## Data rows
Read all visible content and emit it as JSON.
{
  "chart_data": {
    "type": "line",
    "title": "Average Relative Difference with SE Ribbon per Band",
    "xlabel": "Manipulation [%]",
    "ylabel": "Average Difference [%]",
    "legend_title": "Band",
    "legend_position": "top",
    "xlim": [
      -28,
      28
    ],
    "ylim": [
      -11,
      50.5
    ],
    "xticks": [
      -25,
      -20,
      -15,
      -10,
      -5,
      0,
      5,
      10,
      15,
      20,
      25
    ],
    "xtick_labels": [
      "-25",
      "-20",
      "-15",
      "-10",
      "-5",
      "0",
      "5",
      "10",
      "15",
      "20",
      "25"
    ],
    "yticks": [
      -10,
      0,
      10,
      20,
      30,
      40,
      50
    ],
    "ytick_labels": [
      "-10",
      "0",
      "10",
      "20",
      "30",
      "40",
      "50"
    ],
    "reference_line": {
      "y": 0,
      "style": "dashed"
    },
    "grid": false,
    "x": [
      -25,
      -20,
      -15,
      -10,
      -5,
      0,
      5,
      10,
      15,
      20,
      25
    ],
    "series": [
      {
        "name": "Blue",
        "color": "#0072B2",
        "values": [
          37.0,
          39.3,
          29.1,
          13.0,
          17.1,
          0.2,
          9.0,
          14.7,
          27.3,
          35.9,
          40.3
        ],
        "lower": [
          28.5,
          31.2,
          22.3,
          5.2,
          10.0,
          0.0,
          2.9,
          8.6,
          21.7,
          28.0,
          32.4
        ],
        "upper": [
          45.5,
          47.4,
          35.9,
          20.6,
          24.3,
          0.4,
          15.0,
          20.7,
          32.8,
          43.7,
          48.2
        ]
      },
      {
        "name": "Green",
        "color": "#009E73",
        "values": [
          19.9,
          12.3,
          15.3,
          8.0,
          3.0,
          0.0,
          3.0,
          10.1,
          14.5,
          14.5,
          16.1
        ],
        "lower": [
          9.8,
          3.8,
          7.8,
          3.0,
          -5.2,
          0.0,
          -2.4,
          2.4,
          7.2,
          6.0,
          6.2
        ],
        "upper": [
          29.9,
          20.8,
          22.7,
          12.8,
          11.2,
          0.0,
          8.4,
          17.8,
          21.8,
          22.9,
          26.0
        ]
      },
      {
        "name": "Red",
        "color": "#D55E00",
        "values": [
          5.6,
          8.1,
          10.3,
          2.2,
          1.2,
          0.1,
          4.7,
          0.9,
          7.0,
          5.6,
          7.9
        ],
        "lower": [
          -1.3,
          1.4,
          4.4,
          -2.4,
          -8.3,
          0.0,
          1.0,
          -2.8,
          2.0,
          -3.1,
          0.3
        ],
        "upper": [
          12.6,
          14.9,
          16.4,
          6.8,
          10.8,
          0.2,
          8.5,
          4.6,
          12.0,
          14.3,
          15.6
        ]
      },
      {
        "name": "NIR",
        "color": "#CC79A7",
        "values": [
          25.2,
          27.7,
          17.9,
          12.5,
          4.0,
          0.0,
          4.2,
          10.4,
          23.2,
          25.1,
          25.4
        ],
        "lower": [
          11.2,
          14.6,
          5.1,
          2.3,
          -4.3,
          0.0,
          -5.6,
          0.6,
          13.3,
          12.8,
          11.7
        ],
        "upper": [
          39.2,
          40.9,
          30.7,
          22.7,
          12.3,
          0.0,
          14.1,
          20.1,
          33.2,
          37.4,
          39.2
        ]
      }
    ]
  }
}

## Task goal
Output each record exactly, leaving nothing out.

## Finished exercise
Read all visible content and emit it as JSON.
{
  "chart_data": {
    "type": "line",
    "title": "Average Relative Difference with SE Ribbon per Band",
    "xlabel": "Manipulation [%]",
    "ylabel": "Average Difference [%]",
    "legend_title": "Band",
    "legend_position": "top",
    "xlim": [
      -28,
      28
    ],
    "ylim": [
      -11,
      50.5
    ],
    "xticks": [
      -25,
      -20,
      -15,
      -10,
      -5,
      0,
      5,
      10,
      15,
      20,
      25
    ],
    "xtick_labels": [
      "-25",
      "-20",
      "-15",
      "-10",
      "-5",
      "0",
      "5",
      "10",
      "15",
      "20",
      "25"
    ],
    "yticks": [
      -10,
      0,
      10,
      20,
      30,
      40,
      50
    ],
    "ytick_labels": [
      "-10",
      "0",
      "10",
      "20",
      "30",
      "40",
      "50"
    ],
    "reference_line": {
      "y": 0,
      "style": "dashed"
    },
    "grid": false,
    "x": [
      -25,
      -20,
      -15,
      -10,
      -5,
      0,
      5,
      10,
      15,
      20,
      25
    ],
    "series": [
      {
        "name": "Blue",
        "color": "#0072B2",
        "values": [
          37.0,
          39.3,
          29.1,
          13.0,
          17.1,
          0.2,
          9.0,
          14.7,
          27.3,
          35.9,
          40.3
        ],
        "lower": [
          28.5,
          31.2,
          22.3,
          5.2,
          10.0,
          0.0,
          2.9,
          8.6,
          21.7,
          28.0,
          32.4
        ],
        "upper": [
          45.5,
          47.4,
          35.9,
          20.6,
          24.3,
          0.4,
          15.0,
          20.7,
          32.8,
          43.7,
          48.2
        ]
      },
      {
        "name": "Green",
        "color": "#009E73",
        "values": [
          19.9,
          12.3,
          15.3,
          8.0,
          3.0,
          0.0,
          3.0,
          10.1,
          14.5,
          14.5,
          16.1
        ],
        "lower": [
          9.8,
          3.8,
          7.8,
          3.0,
          -5.2,
          0.0,
          -2.4,
          2.4,
          7.2,
          6.0,
          6.2
        ],
        "upper": [
          29.9,
          20.8,
          22.7,
          12.8,
          11.2,
          0.0,
          8.4,
          17.8,
          21.8,
          22.9,
          26.0
        ]
      },
      {
        "name": "Red",
        "color": "#D55E00",
        "values": [
          5.6,
          8.1,
          10.3,
          2.2,
          1.2,
          0.1,
          4.7,
          0.9,
          7.0,
          5.6,
          7.9
        ],
        "lower": [
          -1.3,
          1.4,
          4.4,
          -2.4,
          -8.3,
          0.0,
          1.0,
          -2.8,
          2.0,
          -3.1,
          0.3
        ],
        "upper": [
          12.6,
          14.9,
          16.4,
          6.8,
          10.8,
          0.2,
          8.5,
          4.6,
          12.0,
          14.3,
          15.6
        ]
      },
      {
        "name": "NIR",
        "color": "#CC79A7",
        "values": [
          25.2,
          27.7,
          17.9,
          12.5,
          4.0,
          0.0,
          4.2,
          10.4,
          23.2,
          25.1,
          25.4
        ],
        "lower": [
          11.2,
          14.6,
          5.1,
          2.3,
          -4.3,
          0.0,
          -5.6,
          0.6,
          13.3,
          12.8,
          11.7
        ],
        "upper": [
          39.2,
          40.9,
          30.7,
          22.7,
          12.3,
          0.0,
          14.1,
          20.1,
          33.2,
          37.4,
          39.2
        ]
      }
    ]
  }
}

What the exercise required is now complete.